* BEGIN Given data *
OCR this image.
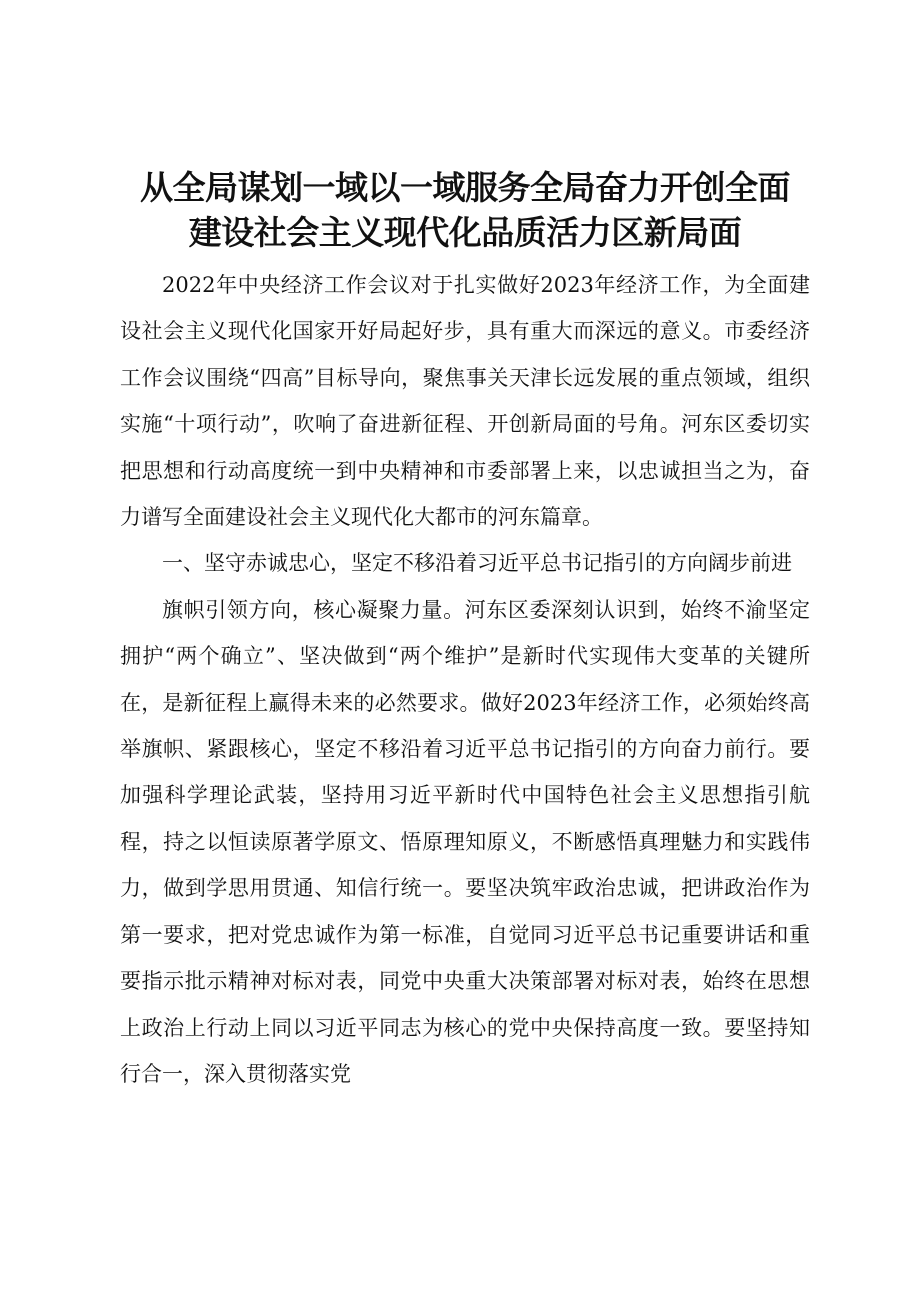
从全局谋划一域以一域服务全局奋力开创全面
建设社会主义现代化品质活力区新局面

2022年中央经济工作会议对于扎实做好2023年经济工作，为全面建设社会主义现代化国家开好局起好步，具有重大而深远的意义。市委经济工作会议围绕“四高”目标导向，聚焦事关天津长远发展的重点领域，组织实施“十项行动”，吹响了奋进新征程、开创新局面的号角。河东区委切实把思想和行动高度统一到中央精神和市委部署上来，以忠诚担当之为，奋力谱写全面建设社会主义现代化大都市的河东篇章。

一、坚守赤诚忠心，坚定不移沿着习近平总书记指引的方向阔步前进

旗帜引领方向，核心凝聚力量。河东区委深刻认识到，始终不渝坚定拥护“两个确立”、坚决做到“两个维护”是新时代实现伟大变革的关键所在，是新征程上赢得未来的必然要求。做好2023年经济工作，必须始终高举旗帜、紧跟核心，坚定不移沿着习近平总书记指引的方向奋力前行。要加强科学理论武装，坚持用习近平新时代中国特色社会主义思想指引航程，持之以恒读原著学原文、悟原理知原义，不断感悟真理魅力和实践伟力，做到学思用贯通、知信行统一。要坚决筑牢政治忠诚，把讲政治作为第一要求，把对党忠诚作为第一标准，自觉同习近平总书记重要讲话和重要指示批示精神对标对表，同党中央重大决策部署对标对表，始终在思想上政治上行动上同以习近平同志为核心的党中央保持高度一致。要坚持知行合一，深入贯彻落实党
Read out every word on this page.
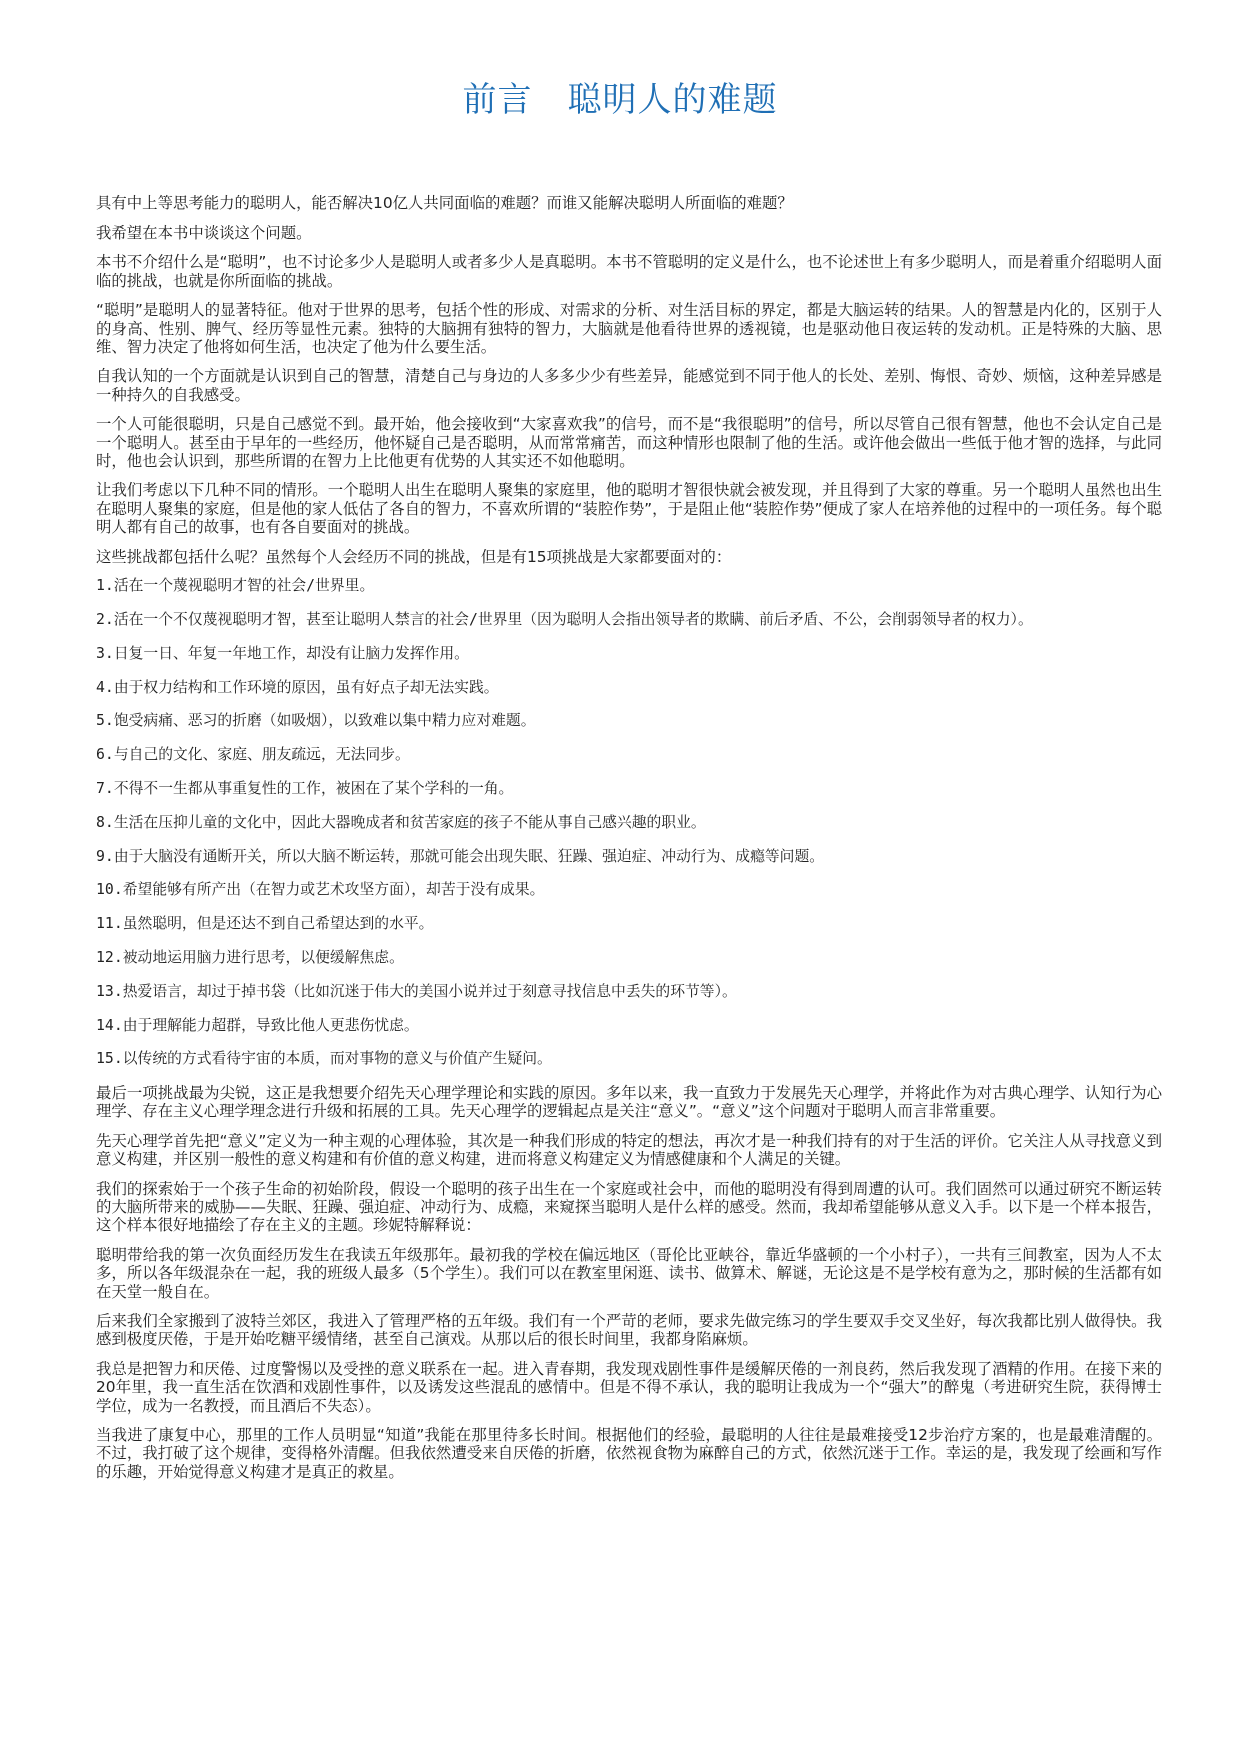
前言　聪明人的难题

具有中上等思考能力的聪明人，能否解决10亿人共同面临的难题？而谁又能解决聪明人所面临的难题？

我希望在本书中谈谈这个问题。

本书不介绍什么是“聪明”，也不讨论多少人是聪明人或者多少人是真聪明。本书不管聪明的定义是什么，也不论述世上有多少聪明人，而是着重介绍聪明人面临的挑战，也就是你所面临的挑战。

“聪明”是聪明人的显著特征。他对于世界的思考，包括个性的形成、对需求的分析、对生活目标的界定，都是大脑运转的结果。人的智慧是内化的，区别于人的身高、性别、脾气、经历等显性元素。独特的大脑拥有独特的智力，大脑就是他看待世界的透视镜，也是驱动他日夜运转的发动机。正是特殊的大脑、思维、智力决定了他将如何生活，也决定了他为什么要生活。

自我认知的一个方面就是认识到自己的智慧，清楚自己与身边的人多多少少有些差异，能感觉到不同于他人的长处、差别、悔恨、奇妙、烦恼，这种差异感是一种持久的自我感受。

一个人可能很聪明，只是自己感觉不到。最开始，他会接收到“大家喜欢我”的信号，而不是“我很聪明”的信号，所以尽管自己很有智慧，他也不会认定自己是一个聪明人。甚至由于早年的一些经历，他怀疑自己是否聪明，从而常常痛苦，而这种情形也限制了他的生活。或许他会做出一些低于他才智的选择，与此同时，他也会认识到，那些所谓的在智力上比他更有优势的人其实还不如他聪明。

让我们考虑以下几种不同的情形。一个聪明人出生在聪明人聚集的家庭里，他的聪明才智很快就会被发现，并且得到了大家的尊重。另一个聪明人虽然也出生在聪明人聚集的家庭，但是他的家人低估了各自的智力，不喜欢所谓的“装腔作势”，于是阻止他“装腔作势”便成了家人在培养他的过程中的一项任务。每个聪明人都有自己的故事，也有各自要面对的挑战。

这些挑战都包括什么呢？虽然每个人会经历不同的挑战，但是有15项挑战是大家都要面对的：

1.活在一个蔑视聪明才智的社会/世界里。

2.活在一个不仅蔑视聪明才智，甚至让聪明人禁言的社会/世界里（因为聪明人会指出领导者的欺瞒、前后矛盾、不公，会削弱领导者的权力）。

3.日复一日、年复一年地工作，却没有让脑力发挥作用。

4.由于权力结构和工作环境的原因，虽有好点子却无法实践。

5.饱受病痛、恶习的折磨（如吸烟），以致难以集中精力应对难题。

6.与自己的文化、家庭、朋友疏远，无法同步。

7.不得不一生都从事重复性的工作，被困在了某个学科的一角。

8.生活在压抑儿童的文化中，因此大器晚成者和贫苦家庭的孩子不能从事自己感兴趣的职业。

9.由于大脑没有通断开关，所以大脑不断运转，那就可能会出现失眠、狂躁、强迫症、冲动行为、成瘾等问题。

10.希望能够有所产出（在智力或艺术攻坚方面），却苦于没有成果。

11.虽然聪明，但是还达不到自己希望达到的水平。

12.被动地运用脑力进行思考，以便缓解焦虑。

13.热爱语言，却过于掉书袋（比如沉迷于伟大的美国小说并过于刻意寻找信息中丢失的环节等）。

14.由于理解能力超群，导致比他人更悲伤忧虑。

15.以传统的方式看待宇宙的本质，而对事物的意义与价值产生疑问。

最后一项挑战最为尖锐，这正是我想要介绍先天心理学理论和实践的原因。多年以来，我一直致力于发展先天心理学，并将此作为对古典心理学、认知行为心理学、存在主义心理学理念进行升级和拓展的工具。先天心理学的逻辑起点是关注“意义”。“意义”这个问题对于聪明人而言非常重要。

先天心理学首先把“意义”定义为一种主观的心理体验，其次是一种我们形成的特定的想法，再次才是一种我们持有的对于生活的评价。它关注人从寻找意义到意义构建，并区别一般性的意义构建和有价值的意义构建，进而将意义构建定义为情感健康和个人满足的关键。

我们的探索始于一个孩子生命的初始阶段，假设一个聪明的孩子出生在一个家庭或社会中，而他的聪明没有得到周遭的认可。我们固然可以通过研究不断运转的大脑所带来的威胁——失眠、狂躁、强迫症、冲动行为、成瘾，来窥探当聪明人是什么样的感受。然而，我却希望能够从意义入手。以下是一个样本报告，这个样本很好地描绘了存在主义的主题。珍妮特解释说：

聪明带给我的第一次负面经历发生在我读五年级那年。最初我的学校在偏远地区（哥伦比亚峡谷，靠近华盛顿的一个小村子），一共有三间教室，因为人不太多，所以各年级混杂在一起，我的班级人最多（5个学生）。我们可以在教室里闲逛、读书、做算术、解谜，无论这是不是学校有意为之，那时候的生活都有如在天堂一般自在。

后来我们全家搬到了波特兰郊区，我进入了管理严格的五年级。我们有一个严苛的老师，要求先做完练习的学生要双手交叉坐好，每次我都比别人做得快。我感到极度厌倦，于是开始吃糖平缓情绪，甚至自己演戏。从那以后的很长时间里，我都身陷麻烦。

我总是把智力和厌倦、过度警惕以及受挫的意义联系在一起。进入青春期，我发现戏剧性事件是缓解厌倦的一剂良药，然后我发现了酒精的作用。在接下来的20年里，我一直生活在饮酒和戏剧性事件，以及诱发这些混乱的感情中。但是不得不承认，我的聪明让我成为一个“强大”的醉鬼（考进研究生院，获得博士学位，成为一名教授，而且酒后不失态）。

当我进了康复中心，那里的工作人员明显“知道”我能在那里待多长时间。根据他们的经验，最聪明的人往往是最难接受12步治疗方案的，也是最难清醒的。不过，我打破了这个规律，变得格外清醒。但我依然遭受来自厌倦的折磨，依然视食物为麻醉自己的方式，依然沉迷于工作。幸运的是，我发现了绘画和写作的乐趣，开始觉得意义构建才是真正的救星。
* END Given data *
Return all of the entries word for word, but omit the pictures.

--- Full solution ---
OCR this image.
从全局谋划一域以一域服务全局奋力开创全面
建设社会主义现代化品质活力区新局面

2022年中央经济工作会议对于扎实做好2023年经济工作，为全面建设社会主义现代化国家开好局起好步，具有重大而深远的意义。市委经济工作会议围绕“四高”目标导向，聚焦事关天津长远发展的重点领域，组织实施“十项行动”，吹响了奋进新征程、开创新局面的号角。河东区委切实把思想和行动高度统一到中央精神和市委部署上来，以忠诚担当之为，奋力谱写全面建设社会主义现代化大都市的河东篇章。

一、坚守赤诚忠心，坚定不移沿着习近平总书记指引的方向阔步前进

旗帜引领方向，核心凝聚力量。河东区委深刻认识到，始终不渝坚定拥护“两个确立”、坚决做到“两个维护”是新时代实现伟大变革的关键所在，是新征程上赢得未来的必然要求。做好2023年经济工作，必须始终高举旗帜、紧跟核心，坚定不移沿着习近平总书记指引的方向奋力前行。要加强科学理论武装，坚持用习近平新时代中国特色社会主义思想指引航程，持之以恒读原著学原文、悟原理知原义，不断感悟真理魅力和实践伟力，做到学思用贯通、知信行统一。要坚决筑牢政治忠诚，把讲政治作为第一要求，把对党忠诚作为第一标准，自觉同习近平总书记重要讲话和重要指示批示精神对标对表，同党中央重大决策部署对标对表，始终在思想上政治上行动上同以习近平同志为核心的党中央保持高度一致。要坚持知行合一，深入贯彻落实党
Read out every word on this page.
前言　聪明人的难题

具有中上等思考能力的聪明人，能否解决10亿人共同面临的难题？而谁又能解决聪明人所面临的难题？

我希望在本书中谈谈这个问题。

本书不介绍什么是“聪明”，也不讨论多少人是聪明人或者多少人是真聪明。本书不管聪明的定义是什么，也不论述世上有多少聪明人，而是着重介绍聪明人面临的挑战，也就是你所面临的挑战。

“聪明”是聪明人的显著特征。他对于世界的思考，包括个性的形成、对需求的分析、对生活目标的界定，都是大脑运转的结果。人的智慧是内化的，区别于人的身高、性别、脾气、经历等显性元素。独特的大脑拥有独特的智力，大脑就是他看待世界的透视镜，也是驱动他日夜运转的发动机。正是特殊的大脑、思维、智力决定了他将如何生活，也决定了他为什么要生活。

自我认知的一个方面就是认识到自己的智慧，清楚自己与身边的人多多少少有些差异，能感觉到不同于他人的长处、差别、悔恨、奇妙、烦恼，这种差异感是一种持久的自我感受。

一个人可能很聪明，只是自己感觉不到。最开始，他会接收到“大家喜欢我”的信号，而不是“我很聪明”的信号，所以尽管自己很有智慧，他也不会认定自己是一个聪明人。甚至由于早年的一些经历，他怀疑自己是否聪明，从而常常痛苦，而这种情形也限制了他的生活。或许他会做出一些低于他才智的选择，与此同时，他也会认识到，那些所谓的在智力上比他更有优势的人其实还不如他聪明。

让我们考虑以下几种不同的情形。一个聪明人出生在聪明人聚集的家庭里，他的聪明才智很快就会被发现，并且得到了大家的尊重。另一个聪明人虽然也出生在聪明人聚集的家庭，但是他的家人低估了各自的智力，不喜欢所谓的“装腔作势”，于是阻止他“装腔作势”便成了家人在培养他的过程中的一项任务。每个聪明人都有自己的故事，也有各自要面对的挑战。

这些挑战都包括什么呢？虽然每个人会经历不同的挑战，但是有15项挑战是大家都要面对的：

1.活在一个蔑视聪明才智的社会/世界里。

2.活在一个不仅蔑视聪明才智，甚至让聪明人禁言的社会/世界里（因为聪明人会指出领导者的欺瞒、前后矛盾、不公，会削弱领导者的权力）。

3.日复一日、年复一年地工作，却没有让脑力发挥作用。

4.由于权力结构和工作环境的原因，虽有好点子却无法实践。

5.饱受病痛、恶习的折磨（如吸烟），以致难以集中精力应对难题。

6.与自己的文化、家庭、朋友疏远，无法同步。

7.不得不一生都从事重复性的工作，被困在了某个学科的一角。

8.生活在压抑儿童的文化中，因此大器晚成者和贫苦家庭的孩子不能从事自己感兴趣的职业。

9.由于大脑没有通断开关，所以大脑不断运转，那就可能会出现失眠、狂躁、强迫症、冲动行为、成瘾等问题。

10.希望能够有所产出（在智力或艺术攻坚方面），却苦于没有成果。

11.虽然聪明，但是还达不到自己希望达到的水平。

12.被动地运用脑力进行思考，以便缓解焦虑。

13.热爱语言，却过于掉书袋（比如沉迷于伟大的美国小说并过于刻意寻找信息中丢失的环节等）。

14.由于理解能力超群，导致比他人更悲伤忧虑。

15.以传统的方式看待宇宙的本质，而对事物的意义与价值产生疑问。

最后一项挑战最为尖锐，这正是我想要介绍先天心理学理论和实践的原因。多年以来，我一直致力于发展先天心理学，并将此作为对古典心理学、认知行为心理学、存在主义心理学理念进行升级和拓展的工具。先天心理学的逻辑起点是关注“意义”。“意义”这个问题对于聪明人而言非常重要。

先天心理学首先把“意义”定义为一种主观的心理体验，其次是一种我们形成的特定的想法，再次才是一种我们持有的对于生活的评价。它关注人从寻找意义到意义构建，并区别一般性的意义构建和有价值的意义构建，进而将意义构建定义为情感健康和个人满足的关键。

我们的探索始于一个孩子生命的初始阶段，假设一个聪明的孩子出生在一个家庭或社会中，而他的聪明没有得到周遭的认可。我们固然可以通过研究不断运转的大脑所带来的威胁——失眠、狂躁、强迫症、冲动行为、成瘾，来窥探当聪明人是什么样的感受。然而，我却希望能够从意义入手。以下是一个样本报告，这个样本很好地描绘了存在主义的主题。珍妮特解释说：

聪明带给我的第一次负面经历发生在我读五年级那年。最初我的学校在偏远地区（哥伦比亚峡谷，靠近华盛顿的一个小村子），一共有三间教室，因为人不太多，所以各年级混杂在一起，我的班级人最多（5个学生）。我们可以在教室里闲逛、读书、做算术、解谜，无论这是不是学校有意为之，那时候的生活都有如在天堂一般自在。

后来我们全家搬到了波特兰郊区，我进入了管理严格的五年级。我们有一个严苛的老师，要求先做完练习的学生要双手交叉坐好，每次我都比别人做得快。我感到极度厌倦，于是开始吃糖平缓情绪，甚至自己演戏。从那以后的很长时间里，我都身陷麻烦。

我总是把智力和厌倦、过度警惕以及受挫的意义联系在一起。进入青春期，我发现戏剧性事件是缓解厌倦的一剂良药，然后我发现了酒精的作用。在接下来的20年里，我一直生活在饮酒和戏剧性事件，以及诱发这些混乱的感情中。但是不得不承认，我的聪明让我成为一个“强大”的醉鬼（考进研究生院，获得博士学位，成为一名教授，而且酒后不失态）。

当我进了康复中心，那里的工作人员明显“知道”我能在那里待多长时间。根据他们的经验，最聪明的人往往是最难接受12步治疗方案的，也是最难清醒的。不过，我打破了这个规律，变得格外清醒。但我依然遭受来自厌倦的折磨，依然视食物为麻醉自己的方式，依然沉迷于工作。幸运的是，我发现了绘画和写作的乐趣，开始觉得意义构建才是真正的救星。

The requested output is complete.